• [Work to do] The entries need to be copied exactly.

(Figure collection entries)
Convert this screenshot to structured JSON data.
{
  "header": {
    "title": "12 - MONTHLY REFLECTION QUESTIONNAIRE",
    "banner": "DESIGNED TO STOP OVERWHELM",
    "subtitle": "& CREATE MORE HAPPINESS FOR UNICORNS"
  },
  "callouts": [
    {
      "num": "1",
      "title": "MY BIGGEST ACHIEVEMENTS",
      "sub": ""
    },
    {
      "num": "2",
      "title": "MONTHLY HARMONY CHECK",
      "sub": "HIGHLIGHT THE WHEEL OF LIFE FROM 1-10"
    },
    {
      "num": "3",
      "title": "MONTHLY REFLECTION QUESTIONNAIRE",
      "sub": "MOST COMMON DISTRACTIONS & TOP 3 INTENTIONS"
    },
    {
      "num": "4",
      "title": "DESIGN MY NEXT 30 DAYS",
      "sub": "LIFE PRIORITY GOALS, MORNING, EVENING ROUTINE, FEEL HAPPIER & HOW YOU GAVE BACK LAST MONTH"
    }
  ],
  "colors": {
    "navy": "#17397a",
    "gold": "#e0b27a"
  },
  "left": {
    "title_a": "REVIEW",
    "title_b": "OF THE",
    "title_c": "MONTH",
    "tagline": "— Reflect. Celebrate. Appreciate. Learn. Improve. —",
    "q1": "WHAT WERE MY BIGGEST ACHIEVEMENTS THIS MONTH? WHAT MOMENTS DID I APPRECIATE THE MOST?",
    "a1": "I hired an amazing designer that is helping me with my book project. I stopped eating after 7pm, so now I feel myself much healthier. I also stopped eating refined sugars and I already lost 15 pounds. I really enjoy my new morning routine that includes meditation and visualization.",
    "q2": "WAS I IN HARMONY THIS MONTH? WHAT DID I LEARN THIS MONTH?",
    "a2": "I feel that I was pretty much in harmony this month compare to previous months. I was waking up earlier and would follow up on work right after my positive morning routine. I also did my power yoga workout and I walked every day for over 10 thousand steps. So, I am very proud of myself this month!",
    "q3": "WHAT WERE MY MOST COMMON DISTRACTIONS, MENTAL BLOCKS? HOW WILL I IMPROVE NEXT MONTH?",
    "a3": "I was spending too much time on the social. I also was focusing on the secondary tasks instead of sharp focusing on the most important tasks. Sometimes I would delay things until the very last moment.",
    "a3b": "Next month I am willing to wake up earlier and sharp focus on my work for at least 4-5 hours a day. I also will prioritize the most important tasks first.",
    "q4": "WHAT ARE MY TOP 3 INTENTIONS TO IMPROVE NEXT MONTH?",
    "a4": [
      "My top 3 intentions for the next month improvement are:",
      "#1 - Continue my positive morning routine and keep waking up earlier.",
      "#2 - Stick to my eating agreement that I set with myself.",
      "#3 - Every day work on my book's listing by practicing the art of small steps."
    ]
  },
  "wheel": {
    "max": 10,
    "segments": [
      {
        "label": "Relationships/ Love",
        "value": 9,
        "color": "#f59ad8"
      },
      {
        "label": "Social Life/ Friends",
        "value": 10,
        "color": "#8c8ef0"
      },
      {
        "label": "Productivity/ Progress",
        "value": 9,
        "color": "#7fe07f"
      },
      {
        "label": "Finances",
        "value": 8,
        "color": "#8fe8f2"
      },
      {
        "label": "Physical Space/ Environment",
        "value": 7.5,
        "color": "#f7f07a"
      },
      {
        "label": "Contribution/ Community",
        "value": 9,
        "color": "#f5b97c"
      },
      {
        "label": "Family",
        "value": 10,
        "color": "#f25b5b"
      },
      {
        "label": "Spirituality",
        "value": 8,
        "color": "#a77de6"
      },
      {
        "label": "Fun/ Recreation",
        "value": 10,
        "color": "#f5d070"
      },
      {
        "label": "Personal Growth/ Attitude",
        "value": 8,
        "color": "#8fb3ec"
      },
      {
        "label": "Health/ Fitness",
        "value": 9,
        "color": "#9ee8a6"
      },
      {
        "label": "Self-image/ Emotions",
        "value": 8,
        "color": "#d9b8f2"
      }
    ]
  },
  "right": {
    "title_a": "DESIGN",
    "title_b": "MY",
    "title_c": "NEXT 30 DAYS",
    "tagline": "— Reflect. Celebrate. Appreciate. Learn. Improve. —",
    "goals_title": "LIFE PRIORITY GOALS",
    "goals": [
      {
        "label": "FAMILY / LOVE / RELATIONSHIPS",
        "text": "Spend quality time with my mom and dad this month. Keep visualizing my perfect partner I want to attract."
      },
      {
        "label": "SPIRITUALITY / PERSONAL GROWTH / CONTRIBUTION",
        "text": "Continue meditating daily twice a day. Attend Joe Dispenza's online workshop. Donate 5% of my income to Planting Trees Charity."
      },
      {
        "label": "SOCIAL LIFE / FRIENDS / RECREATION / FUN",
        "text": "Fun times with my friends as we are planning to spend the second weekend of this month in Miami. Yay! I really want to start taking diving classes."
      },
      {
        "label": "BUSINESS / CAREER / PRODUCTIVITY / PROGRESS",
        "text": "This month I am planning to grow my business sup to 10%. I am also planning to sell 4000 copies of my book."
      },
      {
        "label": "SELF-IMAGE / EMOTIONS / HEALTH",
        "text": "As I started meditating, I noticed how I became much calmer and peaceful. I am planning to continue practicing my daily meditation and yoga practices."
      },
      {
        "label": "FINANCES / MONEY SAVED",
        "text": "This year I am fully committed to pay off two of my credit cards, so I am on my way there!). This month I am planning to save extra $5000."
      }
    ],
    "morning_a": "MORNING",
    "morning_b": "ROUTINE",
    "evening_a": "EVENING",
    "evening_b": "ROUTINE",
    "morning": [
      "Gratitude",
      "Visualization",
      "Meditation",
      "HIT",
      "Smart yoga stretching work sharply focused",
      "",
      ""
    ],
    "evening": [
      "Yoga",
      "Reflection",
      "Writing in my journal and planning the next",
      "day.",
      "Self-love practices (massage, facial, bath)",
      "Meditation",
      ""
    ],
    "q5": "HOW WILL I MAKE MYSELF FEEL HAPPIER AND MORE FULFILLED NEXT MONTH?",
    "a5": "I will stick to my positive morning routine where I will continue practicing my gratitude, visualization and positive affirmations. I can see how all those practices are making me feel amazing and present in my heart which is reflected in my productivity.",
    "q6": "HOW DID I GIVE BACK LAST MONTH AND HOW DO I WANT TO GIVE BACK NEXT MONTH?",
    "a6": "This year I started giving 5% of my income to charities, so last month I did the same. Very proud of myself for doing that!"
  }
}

• [Reply]
Convert this screenshot to structured JSON data.
{
  "header": {
    "title": "12 - MONTHLY REFLECTION QUESTIONNAIRE",
    "banner": "DESIGNED TO STOP OVERWHELM",
    "subtitle": "& CREATE MORE HAPPINESS FOR UNICORNS"
  },
  "callouts": [
    {
      "num": "1",
      "title": "MY BIGGEST ACHIEVEMENTS",
      "sub": ""
    },
    {
      "num": "2",
      "title": "MONTHLY HARMONY CHECK",
      "sub": "HIGHLIGHT THE WHEEL OF LIFE FROM 1-10"
    },
    {
      "num": "3",
      "title": "MONTHLY REFLECTION QUESTIONNAIRE",
      "sub": "MOST COMMON DISTRACTIONS & TOP 3 INTENTIONS"
    },
    {
      "num": "4",
      "title": "DESIGN MY NEXT 30 DAYS",
      "sub": "LIFE PRIORITY GOALS, MORNING, EVENING ROUTINE, FEEL HAPPIER & HOW YOU GAVE BACK LAST MONTH"
    }
  ],
  "colors": {
    "navy": "#17397a",
    "gold": "#e0b27a"
  },
  "left": {
    "title_a": "REVIEW",
    "title_b": "OF THE",
    "title_c": "MONTH",
    "tagline": "— Reflect. Celebrate. Appreciate. Learn. Improve. —",
    "q1": "WHAT WERE MY BIGGEST ACHIEVEMENTS THIS MONTH? WHAT MOMENTS DID I APPRECIATE THE MOST?",
    "a1": "I hired an amazing designer that is helping me with my book project. I stopped eating after 7pm, so now I feel myself much healthier. I also stopped eating refined sugars and I already lost 15 pounds. I really enjoy my new morning routine that includes meditation and visualization.",
    "q2": "WAS I IN HARMONY THIS MONTH? WHAT DID I LEARN THIS MONTH?",
    "a2": "I feel that I was pretty much in harmony this month compare to previous months. I was waking up earlier and would follow up on work right after my positive morning routine. I also did my power yoga workout and I walked every day for over 10 thousand steps. So, I am very proud of myself this month!",
    "q3": "WHAT WERE MY MOST COMMON DISTRACTIONS, MENTAL BLOCKS? HOW WILL I IMPROVE NEXT MONTH?",
    "a3": "I was spending too much time on the social. I also was focusing on the secondary tasks instead of sharp focusing on the most important tasks. Sometimes I would delay things until the very last moment.",
    "a3b": "Next month I am willing to wake up earlier and sharp focus on my work for at least 4-5 hours a day. I also will prioritize the most important tasks first.",
    "q4": "WHAT ARE MY TOP 3 INTENTIONS TO IMPROVE NEXT MONTH?",
    "a4": [
      "My top 3 intentions for the next month improvement are:",
      "#1 - Continue my positive morning routine and keep waking up earlier.",
      "#2 - Stick to my eating agreement that I set with myself.",
      "#3 - Every day work on my book's listing by practicing the art of small steps."
    ]
  },
  "wheel": {
    "max": 10,
    "segments": [
      {
        "label": "Relationships/ Love",
        "value": 9,
        "color": "#f59ad8"
      },
      {
        "label": "Social Life/ Friends",
        "value": 10,
        "color": "#8c8ef0"
      },
      {
        "label": "Productivity/ Progress",
        "value": 9,
        "color": "#7fe07f"
      },
      {
        "label": "Finances",
        "value": 8,
        "color": "#8fe8f2"
      },
      {
        "label": "Physical Space/ Environment",
        "value": 7.5,
        "color": "#f7f07a"
      },
      {
        "label": "Contribution/ Community",
        "value": 9,
        "color": "#f5b97c"
      },
      {
        "label": "Family",
        "value": 10,
        "color": "#f25b5b"
      },
      {
        "label": "Spirituality",
        "value": 8,
        "color": "#a77de6"
      },
      {
        "label": "Fun/ Recreation",
        "value": 10,
        "color": "#f5d070"
      },
      {
        "label": "Personal Growth/ Attitude",
        "value": 8,
        "color": "#8fb3ec"
      },
      {
        "label": "Health/ Fitness",
        "value": 9,
        "color": "#9ee8a6"
      },
      {
        "label": "Self-image/ Emotions",
        "value": 8,
        "color": "#d9b8f2"
      }
    ]
  },
  "right": {
    "title_a": "DESIGN",
    "title_b": "MY",
    "title_c": "NEXT 30 DAYS",
    "tagline": "— Reflect. Celebrate. Appreciate. Learn. Improve. —",
    "goals_title": "LIFE PRIORITY GOALS",
    "goals": [
      {
        "label": "FAMILY / LOVE / RELATIONSHIPS",
        "text": "Spend quality time with my mom and dad this month. Keep visualizing my perfect partner I want to attract."
      },
      {
        "label": "SPIRITUALITY / PERSONAL GROWTH / CONTRIBUTION",
        "text": "Continue meditating daily twice a day. Attend Joe Dispenza's online workshop. Donate 5% of my income to Planting Trees Charity."
      },
      {
        "label": "SOCIAL LIFE / FRIENDS / RECREATION / FUN",
        "text": "Fun times with my friends as we are planning to spend the second weekend of this month in Miami. Yay! I really want to start taking diving classes."
      },
      {
        "label": "BUSINESS / CAREER / PRODUCTIVITY / PROGRESS",
        "text": "This month I am planning to grow my business sup to 10%. I am also planning to sell 4000 copies of my book."
      },
      {
        "label": "SELF-IMAGE / EMOTIONS / HEALTH",
        "text": "As I started meditating, I noticed how I became much calmer and peaceful. I am planning to continue practicing my daily meditation and yoga practices."
      },
      {
        "label": "FINANCES / MONEY SAVED",
        "text": "This year I am fully committed to pay off two of my credit cards, so I am on my way there!). This month I am planning to save extra $5000."
      }
    ],
    "morning_a": "MORNING",
    "morning_b": "ROUTINE",
    "evening_a": "EVENING",
    "evening_b": "ROUTINE",
    "morning": [
      "Gratitude",
      "Visualization",
      "Meditation",
      "HIT",
      "Smart yoga stretching work sharply focused",
      "",
      ""
    ],
    "evening": [
      "Yoga",
      "Reflection",
      "Writing in my journal and planning the next",
      "day.",
      "Self-love practices (massage, facial, bath)",
      "Meditation",
      ""
    ],
    "q5": "HOW WILL I MAKE MYSELF FEEL HAPPIER AND MORE FULFILLED NEXT MONTH?",
    "a5": "I will stick to my positive morning routine where I will continue practicing my gratitude, visualization and positive affirmations. I can see how all those practices are making me feel amazing and present in my heart which is reflected in my productivity.",
    "q6": "HOW DID I GIVE BACK LAST MONTH AND HOW DO I WANT TO GIVE BACK NEXT MONTH?",
    "a6": "This year I started giving 5% of my income to charities, so last month I did the same. Very proud of myself for doing that!"
  }
}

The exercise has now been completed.